[Entries from a visual dataset]
========================================================================
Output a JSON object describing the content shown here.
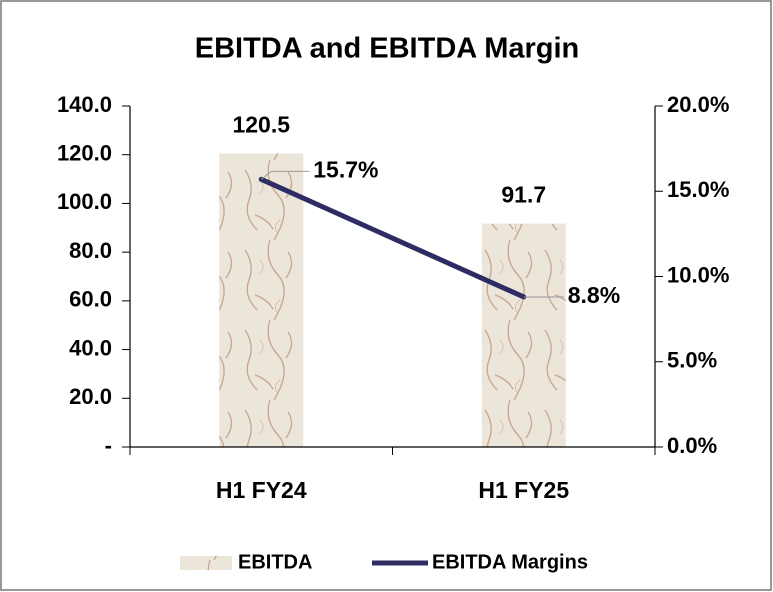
{
  "chart_data": {
    "type": "bar-line",
    "title": "EBITDA and EBITDA Margin",
    "categories": [
      "H1 FY24",
      "H1 FY25"
    ],
    "series": [
      {
        "name": "EBITDA",
        "type": "bar",
        "color": "#ece5da",
        "values": [
          120.5,
          91.7
        ]
      },
      {
        "name": "EBITDA Margins",
        "type": "line",
        "axis": "y2",
        "color": "#2d2d63",
        "values": [
          15.7,
          8.8
        ],
        "value_labels": [
          "15.7%",
          "8.8%"
        ]
      }
    ],
    "ylim": [
      0,
      140
    ],
    "yticks": [
      {
        "value": 0,
        "label": "-"
      },
      {
        "value": 20,
        "label": "20.0"
      },
      {
        "value": 40,
        "label": "40.0"
      },
      {
        "value": 60,
        "label": "60.0"
      },
      {
        "value": 80,
        "label": "80.0"
      },
      {
        "value": 100,
        "label": "100.0"
      },
      {
        "value": 120,
        "label": "120.0"
      },
      {
        "value": 140,
        "label": "140.0"
      }
    ],
    "y2lim": [
      0,
      20
    ],
    "y2ticks": [
      {
        "value": 0,
        "label": "0.0%"
      },
      {
        "value": 5,
        "label": "5.0%"
      },
      {
        "value": 10,
        "label": "10.0%"
      },
      {
        "value": 15,
        "label": "15.0%"
      },
      {
        "value": 20,
        "label": "20.0%"
      }
    ],
    "legend": "bottom"
  }
}
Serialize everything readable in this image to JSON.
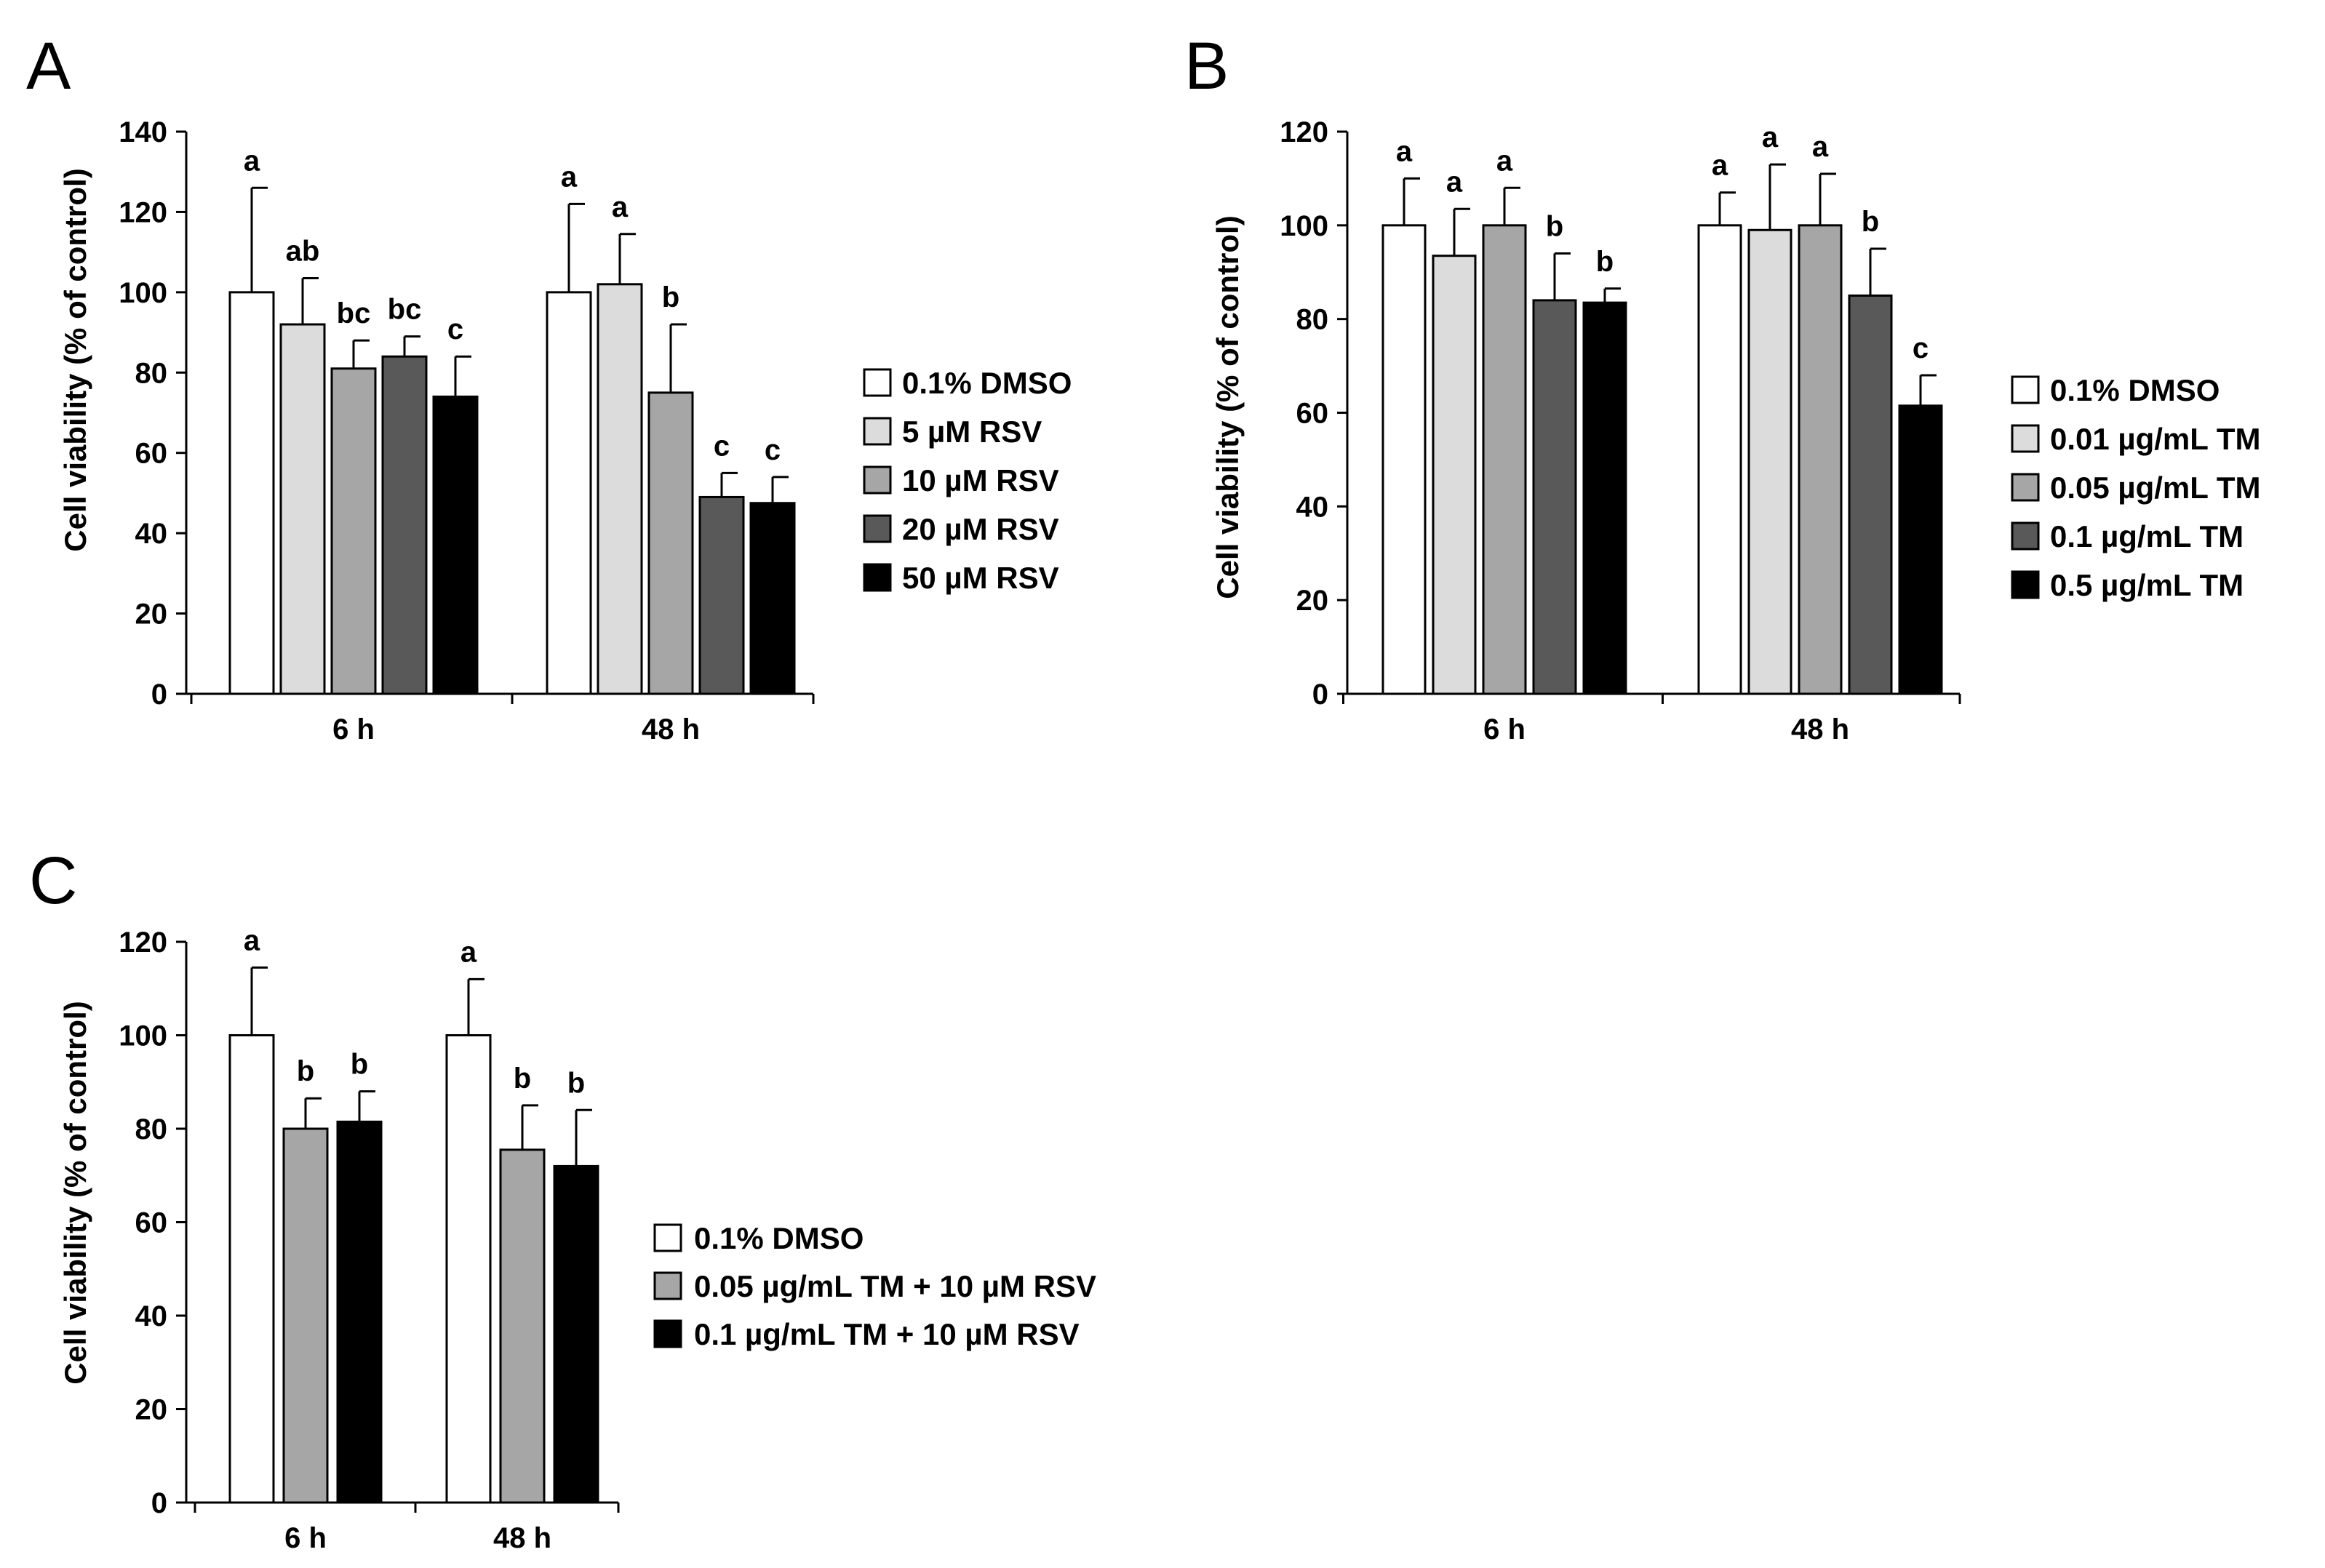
========================================================================
Task prompt:
Whichever lines contain the string "EBITDA", select and copy them.

Correct response:
    "title": "EBITDA and EBITDA Margin",
        "name": "EBITDA",
        "name": "EBITDA Margins",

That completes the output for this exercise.